* _What you should do_
From the line with "Output the text content of this document." to the final line of the records, reproduce every line exactly and only those lines.

Data excerpts

════

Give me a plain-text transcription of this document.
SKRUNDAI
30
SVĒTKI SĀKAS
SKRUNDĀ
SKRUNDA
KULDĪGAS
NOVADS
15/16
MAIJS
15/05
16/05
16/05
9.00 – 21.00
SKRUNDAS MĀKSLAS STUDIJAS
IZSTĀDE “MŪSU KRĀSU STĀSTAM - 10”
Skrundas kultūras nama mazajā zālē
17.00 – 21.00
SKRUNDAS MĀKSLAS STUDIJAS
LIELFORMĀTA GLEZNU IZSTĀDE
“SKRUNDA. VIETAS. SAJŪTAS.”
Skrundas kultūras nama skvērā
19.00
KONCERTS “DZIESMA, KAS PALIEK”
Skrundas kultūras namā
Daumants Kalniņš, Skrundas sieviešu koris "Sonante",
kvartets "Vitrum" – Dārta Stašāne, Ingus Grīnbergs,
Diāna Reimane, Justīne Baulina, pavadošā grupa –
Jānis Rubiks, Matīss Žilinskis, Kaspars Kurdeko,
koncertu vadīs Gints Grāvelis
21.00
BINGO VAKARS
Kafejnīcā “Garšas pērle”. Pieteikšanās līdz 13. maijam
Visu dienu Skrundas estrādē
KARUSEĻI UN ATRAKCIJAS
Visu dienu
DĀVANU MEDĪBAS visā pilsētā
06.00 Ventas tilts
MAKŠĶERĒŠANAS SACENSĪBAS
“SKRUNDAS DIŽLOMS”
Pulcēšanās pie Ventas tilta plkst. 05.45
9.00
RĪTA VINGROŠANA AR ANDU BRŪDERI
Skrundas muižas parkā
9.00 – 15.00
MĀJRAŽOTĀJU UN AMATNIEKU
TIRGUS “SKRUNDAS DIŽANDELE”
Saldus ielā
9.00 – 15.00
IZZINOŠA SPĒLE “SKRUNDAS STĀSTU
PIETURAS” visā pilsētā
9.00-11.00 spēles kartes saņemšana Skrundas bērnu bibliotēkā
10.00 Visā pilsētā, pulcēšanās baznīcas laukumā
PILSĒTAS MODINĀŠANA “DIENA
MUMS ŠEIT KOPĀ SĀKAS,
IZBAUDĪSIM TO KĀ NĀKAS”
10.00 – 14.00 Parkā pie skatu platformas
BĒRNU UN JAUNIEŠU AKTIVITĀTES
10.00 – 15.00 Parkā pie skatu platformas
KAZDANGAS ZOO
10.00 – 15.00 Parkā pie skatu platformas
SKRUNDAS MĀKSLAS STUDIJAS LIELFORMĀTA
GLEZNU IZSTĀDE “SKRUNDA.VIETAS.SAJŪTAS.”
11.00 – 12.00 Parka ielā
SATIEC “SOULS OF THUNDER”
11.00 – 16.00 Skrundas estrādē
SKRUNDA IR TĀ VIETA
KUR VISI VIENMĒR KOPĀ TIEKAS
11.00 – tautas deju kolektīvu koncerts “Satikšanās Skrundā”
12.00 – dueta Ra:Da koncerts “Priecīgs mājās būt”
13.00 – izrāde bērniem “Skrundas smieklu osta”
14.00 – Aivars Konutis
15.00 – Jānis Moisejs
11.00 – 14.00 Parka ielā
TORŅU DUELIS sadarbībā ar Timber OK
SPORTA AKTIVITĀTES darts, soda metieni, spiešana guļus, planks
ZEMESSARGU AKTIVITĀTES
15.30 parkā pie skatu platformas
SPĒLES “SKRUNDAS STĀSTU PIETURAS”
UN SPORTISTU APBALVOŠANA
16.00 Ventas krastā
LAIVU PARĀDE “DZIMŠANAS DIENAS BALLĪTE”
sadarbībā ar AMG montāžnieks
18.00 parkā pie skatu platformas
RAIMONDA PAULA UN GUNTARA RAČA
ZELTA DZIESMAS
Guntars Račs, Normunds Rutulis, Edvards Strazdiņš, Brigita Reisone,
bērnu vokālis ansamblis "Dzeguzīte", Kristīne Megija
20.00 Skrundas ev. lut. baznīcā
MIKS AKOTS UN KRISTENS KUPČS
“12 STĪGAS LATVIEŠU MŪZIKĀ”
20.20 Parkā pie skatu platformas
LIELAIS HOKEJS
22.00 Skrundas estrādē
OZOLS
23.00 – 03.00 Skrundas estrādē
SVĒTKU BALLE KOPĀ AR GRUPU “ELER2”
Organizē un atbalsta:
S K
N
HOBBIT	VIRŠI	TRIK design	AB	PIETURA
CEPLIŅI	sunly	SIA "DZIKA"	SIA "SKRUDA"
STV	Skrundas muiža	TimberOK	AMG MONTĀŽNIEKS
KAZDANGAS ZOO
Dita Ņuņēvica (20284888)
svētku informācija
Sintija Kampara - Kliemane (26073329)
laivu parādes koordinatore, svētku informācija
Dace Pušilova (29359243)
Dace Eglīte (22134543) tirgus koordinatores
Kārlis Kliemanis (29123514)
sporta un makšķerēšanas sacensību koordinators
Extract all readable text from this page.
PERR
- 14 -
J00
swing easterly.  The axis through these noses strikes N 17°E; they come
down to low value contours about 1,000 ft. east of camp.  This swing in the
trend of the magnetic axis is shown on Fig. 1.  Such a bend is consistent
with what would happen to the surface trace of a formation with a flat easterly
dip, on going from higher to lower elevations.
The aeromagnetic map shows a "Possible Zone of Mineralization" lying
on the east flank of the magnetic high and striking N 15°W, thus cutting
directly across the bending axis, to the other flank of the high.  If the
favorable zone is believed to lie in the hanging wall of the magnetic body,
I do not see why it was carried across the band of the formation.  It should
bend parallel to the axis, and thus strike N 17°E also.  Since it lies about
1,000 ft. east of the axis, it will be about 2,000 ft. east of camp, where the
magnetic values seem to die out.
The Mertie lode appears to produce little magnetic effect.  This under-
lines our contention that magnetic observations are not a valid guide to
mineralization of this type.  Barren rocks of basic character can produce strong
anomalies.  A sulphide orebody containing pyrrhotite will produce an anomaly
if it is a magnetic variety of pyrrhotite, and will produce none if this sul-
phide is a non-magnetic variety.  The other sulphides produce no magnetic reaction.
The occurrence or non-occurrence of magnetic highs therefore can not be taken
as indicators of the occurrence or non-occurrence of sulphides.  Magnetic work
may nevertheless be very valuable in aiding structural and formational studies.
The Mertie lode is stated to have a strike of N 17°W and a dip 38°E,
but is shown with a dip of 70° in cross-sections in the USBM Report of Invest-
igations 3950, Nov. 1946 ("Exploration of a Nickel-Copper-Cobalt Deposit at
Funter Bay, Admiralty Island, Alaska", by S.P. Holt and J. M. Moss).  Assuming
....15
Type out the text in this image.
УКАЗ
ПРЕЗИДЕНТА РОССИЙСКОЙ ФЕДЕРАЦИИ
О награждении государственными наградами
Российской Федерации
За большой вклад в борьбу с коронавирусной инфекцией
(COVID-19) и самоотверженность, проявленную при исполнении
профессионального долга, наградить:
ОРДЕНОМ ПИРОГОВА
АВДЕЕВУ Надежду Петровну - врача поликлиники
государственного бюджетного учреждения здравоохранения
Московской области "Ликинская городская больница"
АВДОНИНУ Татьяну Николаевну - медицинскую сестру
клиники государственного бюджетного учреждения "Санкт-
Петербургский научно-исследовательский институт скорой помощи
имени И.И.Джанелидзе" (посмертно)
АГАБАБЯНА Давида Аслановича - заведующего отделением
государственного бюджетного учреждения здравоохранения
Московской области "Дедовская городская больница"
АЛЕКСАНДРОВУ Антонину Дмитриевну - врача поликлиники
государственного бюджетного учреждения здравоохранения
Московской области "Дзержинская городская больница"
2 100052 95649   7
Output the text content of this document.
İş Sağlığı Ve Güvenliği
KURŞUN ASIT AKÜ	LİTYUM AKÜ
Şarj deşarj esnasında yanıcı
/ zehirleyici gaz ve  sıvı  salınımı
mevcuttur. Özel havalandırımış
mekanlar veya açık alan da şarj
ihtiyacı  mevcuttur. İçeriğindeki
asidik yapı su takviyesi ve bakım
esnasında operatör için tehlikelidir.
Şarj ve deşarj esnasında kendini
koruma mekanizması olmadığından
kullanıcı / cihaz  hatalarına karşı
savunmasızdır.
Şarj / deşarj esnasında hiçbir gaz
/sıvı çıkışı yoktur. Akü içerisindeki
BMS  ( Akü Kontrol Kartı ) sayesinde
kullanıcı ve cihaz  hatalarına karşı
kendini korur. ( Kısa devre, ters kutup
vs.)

════

* _Written answer_
Output the text content of this document.
İş Sağlığı Ve Güvenliği
KURŞUN ASIT AKÜ	LİTYUM AKÜ
Şarj deşarj esnasında yanıcı
/ zehirleyici gaz ve  sıvı  salınımı
mevcuttur. Özel havalandırımış
mekanlar veya açık alan da şarj
ihtiyacı  mevcuttur. İçeriğindeki
asidik yapı su takviyesi ve bakım
esnasında operatör için tehlikelidir.
Şarj ve deşarj esnasında kendini
koruma mekanizması olmadığından
kullanıcı / cihaz  hatalarına karşı
savunmasızdır.
Şarj / deşarj esnasında hiçbir gaz
/sıvı çıkışı yoktur. Akü içerisindeki
BMS  ( Akü Kontrol Kartı ) sayesinde
kullanıcı ve cihaz  hatalarına karşı
kendini korur. ( Kısa devre, ters kutup
vs.)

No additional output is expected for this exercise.